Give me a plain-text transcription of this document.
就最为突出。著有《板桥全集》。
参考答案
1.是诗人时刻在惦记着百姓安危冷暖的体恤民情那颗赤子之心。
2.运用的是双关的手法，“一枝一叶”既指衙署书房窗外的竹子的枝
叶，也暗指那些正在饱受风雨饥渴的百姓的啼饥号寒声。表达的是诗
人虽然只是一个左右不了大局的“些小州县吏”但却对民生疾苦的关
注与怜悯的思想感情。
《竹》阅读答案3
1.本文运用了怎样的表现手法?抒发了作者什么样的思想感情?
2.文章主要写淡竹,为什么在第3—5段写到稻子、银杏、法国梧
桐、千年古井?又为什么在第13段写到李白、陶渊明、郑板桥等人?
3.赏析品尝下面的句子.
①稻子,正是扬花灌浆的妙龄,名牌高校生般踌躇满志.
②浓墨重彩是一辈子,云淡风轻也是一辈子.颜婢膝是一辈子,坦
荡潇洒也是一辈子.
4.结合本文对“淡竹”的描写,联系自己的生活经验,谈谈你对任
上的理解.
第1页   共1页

- - -

### [TASK REQUIREMENTS]
Exactly reproduce the material above.

### [SOLUTION]
Give me a plain-text transcription of this document.
就最为突出。著有《板桥全集》。
参考答案
1.是诗人时刻在惦记着百姓安危冷暖的体恤民情那颗赤子之心。
2.运用的是双关的手法，“一枝一叶”既指衙署书房窗外的竹子的枝
叶，也暗指那些正在饱受风雨饥渴的百姓的啼饥号寒声。表达的是诗
人虽然只是一个左右不了大局的“些小州县吏”但却对民生疾苦的关
注与怜悯的思想感情。
《竹》阅读答案3
1.本文运用了怎样的表现手法?抒发了作者什么样的思想感情?
2.文章主要写淡竹,为什么在第3—5段写到稻子、银杏、法国梧
桐、千年古井?又为什么在第13段写到李白、陶渊明、郑板桥等人?
3.赏析品尝下面的句子.
①稻子,正是扬花灌浆的妙龄,名牌高校生般踌躇满志.
②浓墨重彩是一辈子,云淡风轻也是一辈子.颜婢膝是一辈子,坦
荡潇洒也是一辈子.
4.结合本文对“淡竹”的描写,联系自己的生活经验,谈谈你对任
上的理解.
第1页   共1页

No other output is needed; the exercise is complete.